:: Record extracts ::
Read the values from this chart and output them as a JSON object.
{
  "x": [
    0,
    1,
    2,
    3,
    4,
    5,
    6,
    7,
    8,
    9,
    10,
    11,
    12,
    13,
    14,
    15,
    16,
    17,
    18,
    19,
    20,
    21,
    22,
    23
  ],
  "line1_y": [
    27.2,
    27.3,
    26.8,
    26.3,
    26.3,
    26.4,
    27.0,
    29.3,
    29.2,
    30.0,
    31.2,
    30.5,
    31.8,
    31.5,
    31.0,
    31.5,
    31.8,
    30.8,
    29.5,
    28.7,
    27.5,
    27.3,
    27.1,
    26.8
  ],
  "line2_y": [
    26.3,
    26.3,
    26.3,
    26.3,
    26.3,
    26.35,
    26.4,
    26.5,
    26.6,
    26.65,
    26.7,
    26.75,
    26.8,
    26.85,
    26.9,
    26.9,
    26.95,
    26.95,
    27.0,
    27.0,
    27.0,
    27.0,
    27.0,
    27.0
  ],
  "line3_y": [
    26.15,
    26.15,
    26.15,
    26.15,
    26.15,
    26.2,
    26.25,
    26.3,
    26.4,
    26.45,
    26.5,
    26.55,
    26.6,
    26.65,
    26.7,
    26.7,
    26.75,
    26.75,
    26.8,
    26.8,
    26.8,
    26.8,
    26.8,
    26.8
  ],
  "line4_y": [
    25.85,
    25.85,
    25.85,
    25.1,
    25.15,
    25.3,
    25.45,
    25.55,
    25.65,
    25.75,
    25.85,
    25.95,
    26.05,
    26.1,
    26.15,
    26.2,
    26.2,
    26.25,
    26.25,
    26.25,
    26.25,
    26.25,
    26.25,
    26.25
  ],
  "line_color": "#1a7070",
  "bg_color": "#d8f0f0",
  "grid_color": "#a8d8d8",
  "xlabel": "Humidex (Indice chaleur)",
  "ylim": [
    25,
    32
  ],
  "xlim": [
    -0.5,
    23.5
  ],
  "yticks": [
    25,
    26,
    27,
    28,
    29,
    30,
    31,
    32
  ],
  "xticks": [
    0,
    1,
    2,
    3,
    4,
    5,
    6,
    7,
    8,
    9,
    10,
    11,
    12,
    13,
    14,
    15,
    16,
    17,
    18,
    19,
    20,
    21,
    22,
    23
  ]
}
:::
Your task - Please reproduce each line exactly as written.

The answer -
Read the values from this chart and output them as a JSON object.
{
  "x": [
    0,
    1,
    2,
    3,
    4,
    5,
    6,
    7,
    8,
    9,
    10,
    11,
    12,
    13,
    14,
    15,
    16,
    17,
    18,
    19,
    20,
    21,
    22,
    23
  ],
  "line1_y": [
    27.2,
    27.3,
    26.8,
    26.3,
    26.3,
    26.4,
    27.0,
    29.3,
    29.2,
    30.0,
    31.2,
    30.5,
    31.8,
    31.5,
    31.0,
    31.5,
    31.8,
    30.8,
    29.5,
    28.7,
    27.5,
    27.3,
    27.1,
    26.8
  ],
  "line2_y": [
    26.3,
    26.3,
    26.3,
    26.3,
    26.3,
    26.35,
    26.4,
    26.5,
    26.6,
    26.65,
    26.7,
    26.75,
    26.8,
    26.85,
    26.9,
    26.9,
    26.95,
    26.95,
    27.0,
    27.0,
    27.0,
    27.0,
    27.0,
    27.0
  ],
  "line3_y": [
    26.15,
    26.15,
    26.15,
    26.15,
    26.15,
    26.2,
    26.25,
    26.3,
    26.4,
    26.45,
    26.5,
    26.55,
    26.6,
    26.65,
    26.7,
    26.7,
    26.75,
    26.75,
    26.8,
    26.8,
    26.8,
    26.8,
    26.8,
    26.8
  ],
  "line4_y": [
    25.85,
    25.85,
    25.85,
    25.1,
    25.15,
    25.3,
    25.45,
    25.55,
    25.65,
    25.75,
    25.85,
    25.95,
    26.05,
    26.1,
    26.15,
    26.2,
    26.2,
    26.25,
    26.25,
    26.25,
    26.25,
    26.25,
    26.25,
    26.25
  ],
  "line_color": "#1a7070",
  "bg_color": "#d8f0f0",
  "grid_color": "#a8d8d8",
  "xlabel": "Humidex (Indice chaleur)",
  "ylim": [
    25,
    32
  ],
  "xlim": [
    -0.5,
    23.5
  ],
  "yticks": [
    25,
    26,
    27,
    28,
    29,
    30,
    31,
    32
  ],
  "xticks": [
    0,
    1,
    2,
    3,
    4,
    5,
    6,
    7,
    8,
    9,
    10,
    11,
    12,
    13,
    14,
    15,
    16,
    17,
    18,
    19,
    20,
    21,
    22,
    23
  ]
}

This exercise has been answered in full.